:: RECORDED INFORMATION
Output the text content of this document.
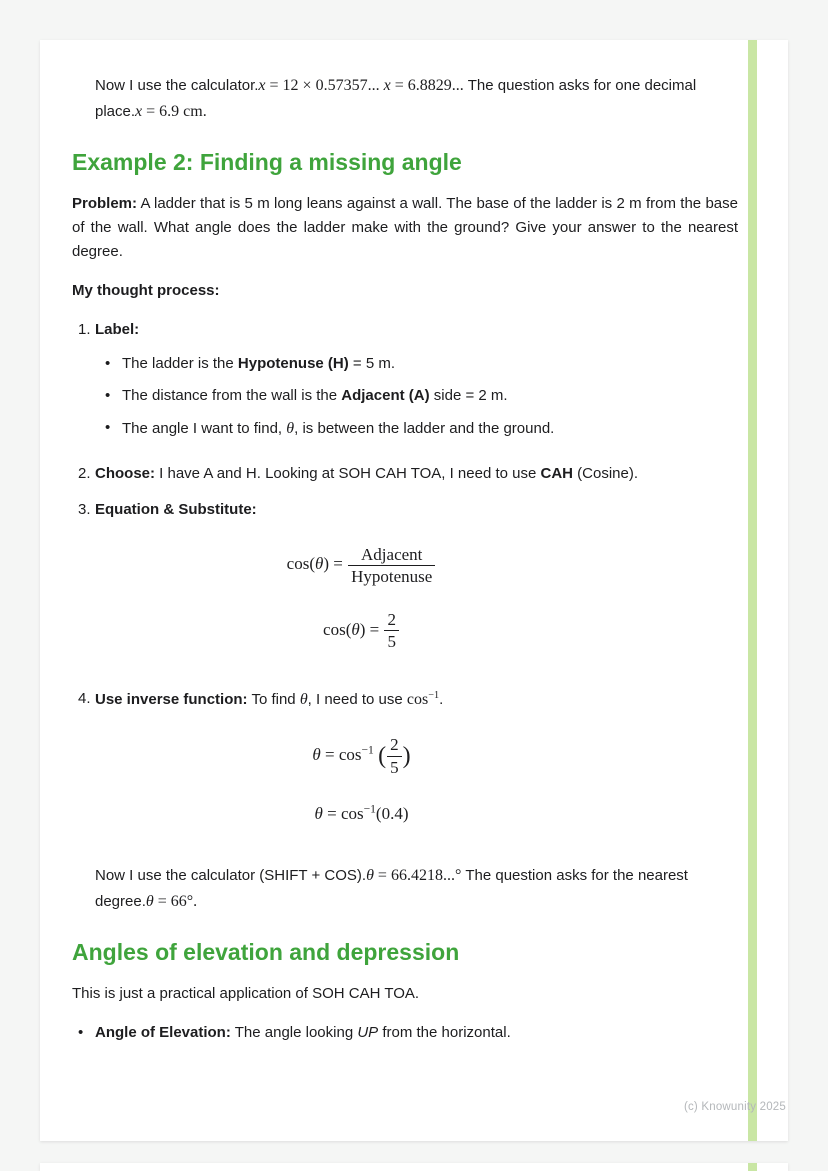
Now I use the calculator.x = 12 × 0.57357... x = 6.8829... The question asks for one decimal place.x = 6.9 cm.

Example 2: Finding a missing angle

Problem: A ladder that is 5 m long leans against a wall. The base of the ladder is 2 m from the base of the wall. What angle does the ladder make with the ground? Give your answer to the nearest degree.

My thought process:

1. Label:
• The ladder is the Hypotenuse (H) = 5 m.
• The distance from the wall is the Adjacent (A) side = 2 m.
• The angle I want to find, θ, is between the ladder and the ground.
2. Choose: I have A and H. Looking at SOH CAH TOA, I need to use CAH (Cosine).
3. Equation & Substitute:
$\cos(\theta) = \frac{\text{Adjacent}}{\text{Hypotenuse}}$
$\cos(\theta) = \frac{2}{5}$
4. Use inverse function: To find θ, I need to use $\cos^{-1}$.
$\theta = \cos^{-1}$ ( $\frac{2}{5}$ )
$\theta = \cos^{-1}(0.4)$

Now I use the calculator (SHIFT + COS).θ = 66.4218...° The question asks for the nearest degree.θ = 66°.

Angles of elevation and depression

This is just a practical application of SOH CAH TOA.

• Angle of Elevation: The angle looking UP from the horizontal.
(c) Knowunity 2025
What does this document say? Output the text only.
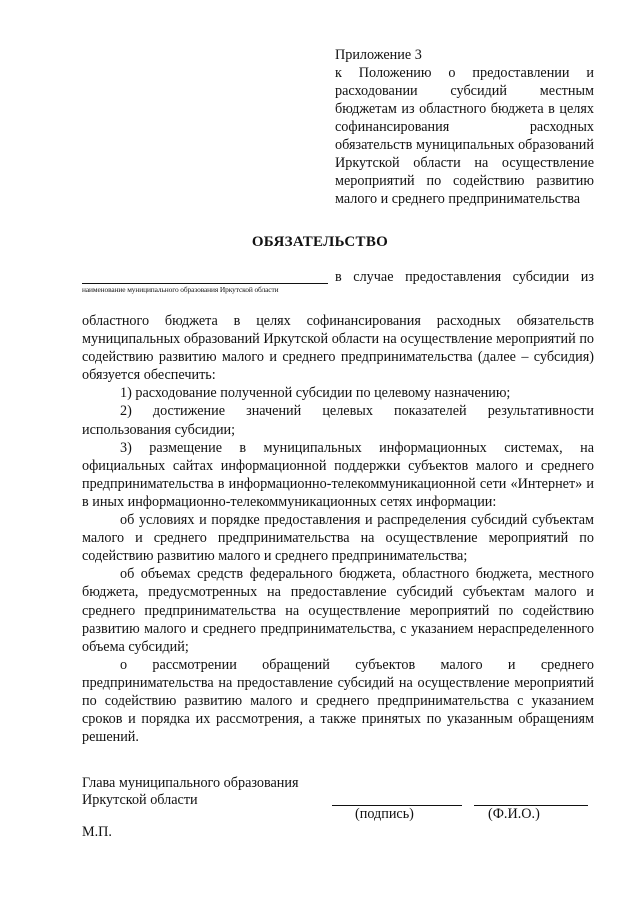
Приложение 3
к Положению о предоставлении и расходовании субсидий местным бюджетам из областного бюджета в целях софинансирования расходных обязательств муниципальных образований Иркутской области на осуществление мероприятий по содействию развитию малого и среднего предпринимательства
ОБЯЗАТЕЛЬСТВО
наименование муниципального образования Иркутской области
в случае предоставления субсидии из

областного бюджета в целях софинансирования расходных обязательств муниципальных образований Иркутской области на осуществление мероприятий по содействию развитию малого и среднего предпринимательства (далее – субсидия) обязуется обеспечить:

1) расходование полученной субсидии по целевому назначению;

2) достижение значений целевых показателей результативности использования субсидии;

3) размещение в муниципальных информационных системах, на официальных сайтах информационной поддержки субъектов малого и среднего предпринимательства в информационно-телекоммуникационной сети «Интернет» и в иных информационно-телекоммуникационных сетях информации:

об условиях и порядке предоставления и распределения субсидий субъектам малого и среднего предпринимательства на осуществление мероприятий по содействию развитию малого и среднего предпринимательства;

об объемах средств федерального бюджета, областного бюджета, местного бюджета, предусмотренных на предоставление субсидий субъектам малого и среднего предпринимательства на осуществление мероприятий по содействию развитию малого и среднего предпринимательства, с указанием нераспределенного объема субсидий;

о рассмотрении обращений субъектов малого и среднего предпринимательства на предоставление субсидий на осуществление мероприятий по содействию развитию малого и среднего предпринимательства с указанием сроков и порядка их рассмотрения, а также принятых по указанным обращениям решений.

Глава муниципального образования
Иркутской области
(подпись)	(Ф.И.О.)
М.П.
::::
### DIRECTIONS FOR THIS TASK
Reproduce every record above exactly, but leave out the pictures.

### RESPONSE BELOW
Output the text content of this document.
Now I use the calculator.x = 12 × 0.57357... x = 6.8829... The question asks for one decimal place.x = 6.9 cm.

Example 2: Finding a missing angle

Problem: A ladder that is 5 m long leans against a wall. The base of the ladder is 2 m from the base of the wall. What angle does the ladder make with the ground? Give your answer to the nearest degree.

My thought process:

1. Label:
• The ladder is the Hypotenuse (H) = 5 m.
• The distance from the wall is the Adjacent (A) side = 2 m.
• The angle I want to find, θ, is between the ladder and the ground.
2. Choose: I have A and H. Looking at SOH CAH TOA, I need to use CAH (Cosine).
3. Equation & Substitute:
$\cos(\theta) = \frac{\text{Adjacent}}{\text{Hypotenuse}}$
$\cos(\theta) = \frac{2}{5}$
4. Use inverse function: To find θ, I need to use $\cos^{-1}$.
$\theta = \cos^{-1}$ ( $\frac{2}{5}$ )
$\theta = \cos^{-1}(0.4)$

Now I use the calculator (SHIFT + COS).θ = 66.4218...° The question asks for the nearest degree.θ = 66°.

Angles of elevation and depression

This is just a practical application of SOH CAH TOA.

• Angle of Elevation: The angle looking UP from the horizontal.
(c) Knowunity 2025
What does this document say? Output the text only.
Приложение 3
к Положению о предоставлении и расходовании субсидий местным бюджетам из областного бюджета в целях софинансирования расходных обязательств муниципальных образований Иркутской области на осуществление мероприятий по содействию развитию малого и среднего предпринимательства
ОБЯЗАТЕЛЬСТВО
наименование муниципального образования Иркутской области
в случае предоставления субсидии из

областного бюджета в целях софинансирования расходных обязательств муниципальных образований Иркутской области на осуществление мероприятий по содействию развитию малого и среднего предпринимательства (далее – субсидия) обязуется обеспечить:

1) расходование полученной субсидии по целевому назначению;

2) достижение значений целевых показателей результативности использования субсидии;

3) размещение в муниципальных информационных системах, на официальных сайтах информационной поддержки субъектов малого и среднего предпринимательства в информационно-телекоммуникационной сети «Интернет» и в иных информационно-телекоммуникационных сетях информации:

об условиях и порядке предоставления и распределения субсидий субъектам малого и среднего предпринимательства на осуществление мероприятий по содействию развитию малого и среднего предпринимательства;

об объемах средств федерального бюджета, областного бюджета, местного бюджета, предусмотренных на предоставление субсидий субъектам малого и среднего предпринимательства на осуществление мероприятий по содействию развитию малого и среднего предпринимательства, с указанием нераспределенного объема субсидий;

о рассмотрении обращений субъектов малого и среднего предпринимательства на предоставление субсидий на осуществление мероприятий по содействию развитию малого и среднего предпринимательства с указанием сроков и порядка их рассмотрения, а также принятых по указанным обращениям решений.

Глава муниципального образования
Иркутской области
(подпись)	(Ф.И.О.)
М.П.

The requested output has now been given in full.